Start of Extracted material
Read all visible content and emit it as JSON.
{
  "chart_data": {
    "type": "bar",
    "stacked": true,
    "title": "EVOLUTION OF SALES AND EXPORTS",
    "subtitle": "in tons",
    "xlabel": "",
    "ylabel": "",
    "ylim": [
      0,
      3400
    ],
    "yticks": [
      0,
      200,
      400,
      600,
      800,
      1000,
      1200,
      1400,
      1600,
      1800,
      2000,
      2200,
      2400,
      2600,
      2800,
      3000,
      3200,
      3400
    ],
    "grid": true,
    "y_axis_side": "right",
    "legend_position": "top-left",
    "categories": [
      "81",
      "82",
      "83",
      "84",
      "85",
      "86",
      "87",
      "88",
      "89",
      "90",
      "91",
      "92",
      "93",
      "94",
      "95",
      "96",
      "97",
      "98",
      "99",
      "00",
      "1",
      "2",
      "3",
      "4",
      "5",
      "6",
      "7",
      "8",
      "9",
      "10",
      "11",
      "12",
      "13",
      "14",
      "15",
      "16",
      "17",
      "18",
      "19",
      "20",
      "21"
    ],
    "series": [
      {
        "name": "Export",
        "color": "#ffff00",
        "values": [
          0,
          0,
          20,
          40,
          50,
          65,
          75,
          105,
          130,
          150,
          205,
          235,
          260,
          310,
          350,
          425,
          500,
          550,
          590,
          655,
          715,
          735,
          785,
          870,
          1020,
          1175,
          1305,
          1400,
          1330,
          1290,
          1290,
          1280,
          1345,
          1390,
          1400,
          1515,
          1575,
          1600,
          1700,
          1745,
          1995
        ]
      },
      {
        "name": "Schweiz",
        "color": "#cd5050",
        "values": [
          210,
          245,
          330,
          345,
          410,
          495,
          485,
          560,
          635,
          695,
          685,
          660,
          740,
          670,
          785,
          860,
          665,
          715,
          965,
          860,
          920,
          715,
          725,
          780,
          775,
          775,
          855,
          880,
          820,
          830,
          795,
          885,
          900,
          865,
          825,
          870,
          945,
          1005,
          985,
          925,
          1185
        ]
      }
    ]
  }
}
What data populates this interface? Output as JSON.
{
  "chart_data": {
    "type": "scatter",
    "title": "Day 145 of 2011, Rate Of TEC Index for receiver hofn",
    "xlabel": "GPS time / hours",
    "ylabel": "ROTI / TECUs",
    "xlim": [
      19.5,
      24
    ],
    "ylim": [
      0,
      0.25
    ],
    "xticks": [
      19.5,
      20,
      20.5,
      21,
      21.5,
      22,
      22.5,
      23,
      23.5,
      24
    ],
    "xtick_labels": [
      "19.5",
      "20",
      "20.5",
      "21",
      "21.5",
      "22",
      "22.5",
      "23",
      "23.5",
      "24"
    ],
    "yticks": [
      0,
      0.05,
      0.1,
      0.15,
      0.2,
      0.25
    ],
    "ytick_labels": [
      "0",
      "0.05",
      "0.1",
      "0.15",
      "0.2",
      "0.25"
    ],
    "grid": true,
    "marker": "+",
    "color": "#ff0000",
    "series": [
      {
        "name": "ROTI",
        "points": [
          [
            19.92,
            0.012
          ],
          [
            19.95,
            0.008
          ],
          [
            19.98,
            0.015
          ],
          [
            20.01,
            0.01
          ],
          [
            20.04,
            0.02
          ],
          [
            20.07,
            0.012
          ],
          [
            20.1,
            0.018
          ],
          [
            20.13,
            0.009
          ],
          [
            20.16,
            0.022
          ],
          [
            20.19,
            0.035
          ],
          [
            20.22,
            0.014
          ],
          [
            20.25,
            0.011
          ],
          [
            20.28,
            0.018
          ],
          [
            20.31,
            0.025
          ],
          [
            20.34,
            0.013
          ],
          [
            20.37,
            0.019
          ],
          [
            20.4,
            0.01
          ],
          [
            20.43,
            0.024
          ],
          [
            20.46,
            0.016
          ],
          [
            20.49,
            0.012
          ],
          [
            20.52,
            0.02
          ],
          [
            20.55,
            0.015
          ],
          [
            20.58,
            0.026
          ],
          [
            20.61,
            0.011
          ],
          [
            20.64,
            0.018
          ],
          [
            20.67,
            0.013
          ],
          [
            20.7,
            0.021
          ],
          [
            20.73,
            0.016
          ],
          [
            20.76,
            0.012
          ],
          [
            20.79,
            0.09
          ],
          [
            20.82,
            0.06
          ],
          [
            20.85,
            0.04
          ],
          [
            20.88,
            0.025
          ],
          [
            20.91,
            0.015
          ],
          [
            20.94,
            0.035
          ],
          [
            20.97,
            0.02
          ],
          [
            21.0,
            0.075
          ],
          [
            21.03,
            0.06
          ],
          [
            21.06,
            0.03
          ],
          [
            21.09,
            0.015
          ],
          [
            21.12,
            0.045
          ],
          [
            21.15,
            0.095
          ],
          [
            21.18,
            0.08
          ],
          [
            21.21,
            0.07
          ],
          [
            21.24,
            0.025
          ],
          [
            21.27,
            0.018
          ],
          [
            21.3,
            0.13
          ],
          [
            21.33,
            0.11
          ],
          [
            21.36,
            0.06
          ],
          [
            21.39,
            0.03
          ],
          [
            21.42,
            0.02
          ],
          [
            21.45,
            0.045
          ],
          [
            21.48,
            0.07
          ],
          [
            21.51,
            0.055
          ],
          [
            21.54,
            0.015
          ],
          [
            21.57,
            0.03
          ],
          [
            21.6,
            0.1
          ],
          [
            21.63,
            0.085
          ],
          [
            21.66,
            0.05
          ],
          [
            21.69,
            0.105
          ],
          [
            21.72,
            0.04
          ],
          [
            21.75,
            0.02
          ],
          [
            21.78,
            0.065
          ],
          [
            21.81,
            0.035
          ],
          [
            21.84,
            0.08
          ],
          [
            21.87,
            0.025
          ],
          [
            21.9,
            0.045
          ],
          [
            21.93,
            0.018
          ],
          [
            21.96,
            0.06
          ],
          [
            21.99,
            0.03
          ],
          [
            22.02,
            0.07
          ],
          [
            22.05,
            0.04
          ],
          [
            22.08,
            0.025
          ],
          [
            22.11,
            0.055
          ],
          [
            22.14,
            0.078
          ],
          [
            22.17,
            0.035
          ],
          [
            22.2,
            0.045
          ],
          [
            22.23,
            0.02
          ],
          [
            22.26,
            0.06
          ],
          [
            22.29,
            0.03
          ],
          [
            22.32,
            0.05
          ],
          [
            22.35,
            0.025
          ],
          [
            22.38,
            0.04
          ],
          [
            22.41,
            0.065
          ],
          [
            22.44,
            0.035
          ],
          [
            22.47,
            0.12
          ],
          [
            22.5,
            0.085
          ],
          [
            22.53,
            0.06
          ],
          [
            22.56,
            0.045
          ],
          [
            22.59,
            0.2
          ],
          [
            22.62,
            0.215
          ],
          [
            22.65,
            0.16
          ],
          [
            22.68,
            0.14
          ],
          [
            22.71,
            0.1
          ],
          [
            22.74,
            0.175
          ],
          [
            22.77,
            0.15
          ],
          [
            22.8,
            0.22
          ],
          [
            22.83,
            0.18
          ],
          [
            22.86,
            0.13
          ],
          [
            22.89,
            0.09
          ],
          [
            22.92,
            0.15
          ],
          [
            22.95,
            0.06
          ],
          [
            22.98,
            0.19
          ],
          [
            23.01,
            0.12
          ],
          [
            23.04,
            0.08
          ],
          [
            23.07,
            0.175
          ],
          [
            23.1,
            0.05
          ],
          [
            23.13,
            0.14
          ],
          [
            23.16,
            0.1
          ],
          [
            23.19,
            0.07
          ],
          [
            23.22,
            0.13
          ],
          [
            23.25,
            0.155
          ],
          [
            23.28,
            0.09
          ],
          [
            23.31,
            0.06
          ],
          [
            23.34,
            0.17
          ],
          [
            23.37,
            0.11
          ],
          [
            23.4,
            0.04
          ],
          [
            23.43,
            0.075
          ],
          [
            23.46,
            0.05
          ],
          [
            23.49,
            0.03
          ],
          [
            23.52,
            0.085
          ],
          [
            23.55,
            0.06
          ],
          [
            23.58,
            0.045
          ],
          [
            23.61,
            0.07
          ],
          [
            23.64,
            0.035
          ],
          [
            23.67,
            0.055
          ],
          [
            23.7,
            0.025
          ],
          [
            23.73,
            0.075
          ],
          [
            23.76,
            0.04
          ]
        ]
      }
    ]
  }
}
End of Extracted material
* What is asked
Every line above that contains the word "JSON" should be reported.

* Result
Read all visible content and emit it as JSON.
What data populates this interface? Output as JSON.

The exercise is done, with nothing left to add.